§ **SHORT PROBLEM**
In the listing below, count the lines containing the string "FORTS" and state only the number.

§ **INPUT ROWS**
=======

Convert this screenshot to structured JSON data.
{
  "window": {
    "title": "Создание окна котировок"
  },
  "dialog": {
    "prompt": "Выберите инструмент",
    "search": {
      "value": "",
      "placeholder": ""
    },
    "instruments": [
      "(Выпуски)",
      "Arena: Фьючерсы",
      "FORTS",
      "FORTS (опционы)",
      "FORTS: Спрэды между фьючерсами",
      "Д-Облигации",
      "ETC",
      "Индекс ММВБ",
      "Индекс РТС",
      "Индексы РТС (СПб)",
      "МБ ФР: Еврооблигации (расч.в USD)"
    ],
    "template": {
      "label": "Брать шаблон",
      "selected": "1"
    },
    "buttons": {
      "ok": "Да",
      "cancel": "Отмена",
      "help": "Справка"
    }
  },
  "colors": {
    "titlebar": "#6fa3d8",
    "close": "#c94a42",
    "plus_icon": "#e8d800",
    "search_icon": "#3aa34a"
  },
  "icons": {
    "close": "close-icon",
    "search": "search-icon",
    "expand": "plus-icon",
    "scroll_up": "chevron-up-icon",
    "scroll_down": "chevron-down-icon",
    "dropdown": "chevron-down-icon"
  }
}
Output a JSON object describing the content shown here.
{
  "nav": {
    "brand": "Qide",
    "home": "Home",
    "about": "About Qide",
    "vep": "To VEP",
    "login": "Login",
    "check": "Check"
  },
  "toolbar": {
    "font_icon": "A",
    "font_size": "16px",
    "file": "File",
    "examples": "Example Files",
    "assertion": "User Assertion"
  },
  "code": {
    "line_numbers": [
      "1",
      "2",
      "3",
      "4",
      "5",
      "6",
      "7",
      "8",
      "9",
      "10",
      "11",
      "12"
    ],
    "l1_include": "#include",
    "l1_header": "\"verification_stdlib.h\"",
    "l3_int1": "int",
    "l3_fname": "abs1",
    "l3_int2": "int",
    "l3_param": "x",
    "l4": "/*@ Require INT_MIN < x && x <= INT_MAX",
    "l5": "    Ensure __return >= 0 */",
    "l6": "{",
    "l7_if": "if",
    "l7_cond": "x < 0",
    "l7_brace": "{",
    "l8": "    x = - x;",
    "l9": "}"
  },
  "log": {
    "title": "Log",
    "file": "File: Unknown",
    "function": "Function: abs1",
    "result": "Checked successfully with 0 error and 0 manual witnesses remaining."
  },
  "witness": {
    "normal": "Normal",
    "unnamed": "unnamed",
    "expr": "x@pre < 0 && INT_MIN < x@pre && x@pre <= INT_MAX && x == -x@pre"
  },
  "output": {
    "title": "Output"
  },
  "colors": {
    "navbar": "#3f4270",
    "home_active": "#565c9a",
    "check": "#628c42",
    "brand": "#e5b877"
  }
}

=======

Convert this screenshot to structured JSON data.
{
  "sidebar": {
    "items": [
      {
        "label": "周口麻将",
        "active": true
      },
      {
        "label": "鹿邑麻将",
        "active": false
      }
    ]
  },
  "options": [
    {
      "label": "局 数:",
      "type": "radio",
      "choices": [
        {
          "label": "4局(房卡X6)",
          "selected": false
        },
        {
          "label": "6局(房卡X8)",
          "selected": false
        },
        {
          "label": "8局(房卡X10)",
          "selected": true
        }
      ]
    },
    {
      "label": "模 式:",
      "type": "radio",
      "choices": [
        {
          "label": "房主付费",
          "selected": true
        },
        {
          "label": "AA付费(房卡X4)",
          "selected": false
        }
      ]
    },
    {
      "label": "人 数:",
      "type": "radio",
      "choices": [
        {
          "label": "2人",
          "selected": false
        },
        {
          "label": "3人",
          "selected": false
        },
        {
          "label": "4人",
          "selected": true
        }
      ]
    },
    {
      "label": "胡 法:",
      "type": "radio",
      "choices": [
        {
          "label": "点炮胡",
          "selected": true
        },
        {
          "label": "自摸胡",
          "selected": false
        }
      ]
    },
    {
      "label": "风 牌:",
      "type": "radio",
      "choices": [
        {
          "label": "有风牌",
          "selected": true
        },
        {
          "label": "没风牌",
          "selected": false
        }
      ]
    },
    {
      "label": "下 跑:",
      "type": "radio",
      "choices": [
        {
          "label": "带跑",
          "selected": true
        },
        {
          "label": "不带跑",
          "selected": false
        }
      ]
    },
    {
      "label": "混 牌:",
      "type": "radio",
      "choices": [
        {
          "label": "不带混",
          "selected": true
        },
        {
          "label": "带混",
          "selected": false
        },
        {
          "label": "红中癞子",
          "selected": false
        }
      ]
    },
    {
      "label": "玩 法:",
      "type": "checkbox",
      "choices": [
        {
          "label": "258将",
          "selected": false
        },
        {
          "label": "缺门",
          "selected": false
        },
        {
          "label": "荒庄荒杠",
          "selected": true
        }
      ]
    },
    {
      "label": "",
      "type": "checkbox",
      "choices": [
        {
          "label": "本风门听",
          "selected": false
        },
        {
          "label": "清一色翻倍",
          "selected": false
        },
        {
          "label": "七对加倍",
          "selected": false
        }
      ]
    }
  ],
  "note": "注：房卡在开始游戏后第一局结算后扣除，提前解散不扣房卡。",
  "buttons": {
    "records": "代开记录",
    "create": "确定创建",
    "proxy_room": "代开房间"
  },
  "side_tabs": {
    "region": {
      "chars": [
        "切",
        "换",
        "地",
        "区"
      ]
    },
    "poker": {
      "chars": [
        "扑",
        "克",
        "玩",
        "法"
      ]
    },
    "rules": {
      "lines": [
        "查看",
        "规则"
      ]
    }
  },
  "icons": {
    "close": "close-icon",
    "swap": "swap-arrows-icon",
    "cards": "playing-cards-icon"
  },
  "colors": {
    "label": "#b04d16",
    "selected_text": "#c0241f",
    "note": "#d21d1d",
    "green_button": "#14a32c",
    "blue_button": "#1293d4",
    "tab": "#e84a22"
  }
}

=======

§ **RESULT OF THE EXERCISE**
3